### [Objective]
Retype the data below without altering anything.

### [Entries]
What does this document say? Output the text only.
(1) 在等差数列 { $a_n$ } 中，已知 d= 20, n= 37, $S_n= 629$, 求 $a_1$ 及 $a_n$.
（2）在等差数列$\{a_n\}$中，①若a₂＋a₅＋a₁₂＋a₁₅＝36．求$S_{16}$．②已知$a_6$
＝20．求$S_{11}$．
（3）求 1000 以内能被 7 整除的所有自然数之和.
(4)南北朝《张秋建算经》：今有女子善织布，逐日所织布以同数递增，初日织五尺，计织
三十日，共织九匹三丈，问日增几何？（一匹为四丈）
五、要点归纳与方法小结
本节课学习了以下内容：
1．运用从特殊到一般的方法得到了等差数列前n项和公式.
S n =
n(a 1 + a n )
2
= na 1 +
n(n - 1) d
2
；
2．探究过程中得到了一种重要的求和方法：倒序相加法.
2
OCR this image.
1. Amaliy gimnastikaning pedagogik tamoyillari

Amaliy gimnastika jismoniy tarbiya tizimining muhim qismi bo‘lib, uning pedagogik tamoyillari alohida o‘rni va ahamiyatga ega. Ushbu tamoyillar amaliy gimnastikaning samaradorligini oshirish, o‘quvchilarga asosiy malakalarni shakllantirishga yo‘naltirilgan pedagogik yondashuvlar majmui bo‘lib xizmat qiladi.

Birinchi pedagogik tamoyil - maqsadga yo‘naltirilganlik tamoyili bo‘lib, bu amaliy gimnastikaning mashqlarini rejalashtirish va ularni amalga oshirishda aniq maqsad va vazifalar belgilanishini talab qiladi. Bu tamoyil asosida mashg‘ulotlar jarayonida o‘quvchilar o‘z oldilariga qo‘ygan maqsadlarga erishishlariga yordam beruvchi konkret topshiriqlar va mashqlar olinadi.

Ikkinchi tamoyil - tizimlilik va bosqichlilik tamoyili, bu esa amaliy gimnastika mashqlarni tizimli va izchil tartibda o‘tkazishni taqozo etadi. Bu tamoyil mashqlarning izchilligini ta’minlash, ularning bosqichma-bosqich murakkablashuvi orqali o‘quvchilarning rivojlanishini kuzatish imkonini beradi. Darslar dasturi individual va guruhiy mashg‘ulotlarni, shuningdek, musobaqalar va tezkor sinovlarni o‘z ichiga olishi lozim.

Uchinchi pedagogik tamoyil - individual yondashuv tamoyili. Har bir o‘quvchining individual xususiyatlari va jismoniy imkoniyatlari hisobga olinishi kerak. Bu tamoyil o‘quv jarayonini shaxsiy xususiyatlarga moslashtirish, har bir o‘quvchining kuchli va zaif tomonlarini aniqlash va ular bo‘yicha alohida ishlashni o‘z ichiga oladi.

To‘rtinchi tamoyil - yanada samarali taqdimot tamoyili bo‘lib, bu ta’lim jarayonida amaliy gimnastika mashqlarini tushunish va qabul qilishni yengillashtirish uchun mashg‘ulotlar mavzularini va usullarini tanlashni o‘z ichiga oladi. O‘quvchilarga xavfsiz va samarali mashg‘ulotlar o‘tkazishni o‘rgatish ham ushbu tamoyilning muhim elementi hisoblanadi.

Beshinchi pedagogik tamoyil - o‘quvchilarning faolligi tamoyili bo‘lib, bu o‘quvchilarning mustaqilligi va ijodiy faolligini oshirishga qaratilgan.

### [Expected answer]
What does this document say? Output the text only.
(1) 在等差数列 { $a_n$ } 中，已知 d= 20, n= 37, $S_n= 629$, 求 $a_1$ 及 $a_n$.
（2）在等差数列$\{a_n\}$中，①若a₂＋a₅＋a₁₂＋a₁₅＝36．求$S_{16}$．②已知$a_6$
＝20．求$S_{11}$．
（3）求 1000 以内能被 7 整除的所有自然数之和.
(4)南北朝《张秋建算经》：今有女子善织布，逐日所织布以同数递增，初日织五尺，计织
三十日，共织九匹三丈，问日增几何？（一匹为四丈）
五、要点归纳与方法小结
本节课学习了以下内容：
1．运用从特殊到一般的方法得到了等差数列前n项和公式.
S n =
n(a 1 + a n )
2
= na 1 +
n(n - 1) d
2
；
2．探究过程中得到了一种重要的求和方法：倒序相加法.
2
OCR this image.
1. Amaliy gimnastikaning pedagogik tamoyillari

Amaliy gimnastika jismoniy tarbiya tizimining muhim qismi bo‘lib, uning pedagogik tamoyillari alohida o‘rni va ahamiyatga ega. Ushbu tamoyillar amaliy gimnastikaning samaradorligini oshirish, o‘quvchilarga asosiy malakalarni shakllantirishga yo‘naltirilgan pedagogik yondashuvlar majmui bo‘lib xizmat qiladi.

Birinchi pedagogik tamoyil - maqsadga yo‘naltirilganlik tamoyili bo‘lib, bu amaliy gimnastikaning mashqlarini rejalashtirish va ularni amalga oshirishda aniq maqsad va vazifalar belgilanishini talab qiladi. Bu tamoyil asosida mashg‘ulotlar jarayonida o‘quvchilar o‘z oldilariga qo‘ygan maqsadlarga erishishlariga yordam beruvchi konkret topshiriqlar va mashqlar olinadi.

Ikkinchi tamoyil - tizimlilik va bosqichlilik tamoyili, bu esa amaliy gimnastika mashqlarni tizimli va izchil tartibda o‘tkazishni taqozo etadi. Bu tamoyil mashqlarning izchilligini ta’minlash, ularning bosqichma-bosqich murakkablashuvi orqali o‘quvchilarning rivojlanishini kuzatish imkonini beradi. Darslar dasturi individual va guruhiy mashg‘ulotlarni, shuningdek, musobaqalar va tezkor sinovlarni o‘z ichiga olishi lozim.

Uchinchi pedagogik tamoyil - individual yondashuv tamoyili. Har bir o‘quvchining individual xususiyatlari va jismoniy imkoniyatlari hisobga olinishi kerak. Bu tamoyil o‘quv jarayonini shaxsiy xususiyatlarga moslashtirish, har bir o‘quvchining kuchli va zaif tomonlarini aniqlash va ular bo‘yicha alohida ishlashni o‘z ichiga oladi.

To‘rtinchi tamoyil - yanada samarali taqdimot tamoyili bo‘lib, bu ta’lim jarayonida amaliy gimnastika mashqlarini tushunish va qabul qilishni yengillashtirish uchun mashg‘ulotlar mavzularini va usullarini tanlashni o‘z ichiga oladi. O‘quvchilarga xavfsiz va samarali mashg‘ulotlar o‘tkazishni o‘rgatish ham ushbu tamoyilning muhim elementi hisoblanadi.

Beshinchi pedagogik tamoyil - o‘quvchilarning faolligi tamoyili bo‘lib, bu o‘quvchilarning mustaqilligi va ijodiy faolligini oshirishga qaratilgan.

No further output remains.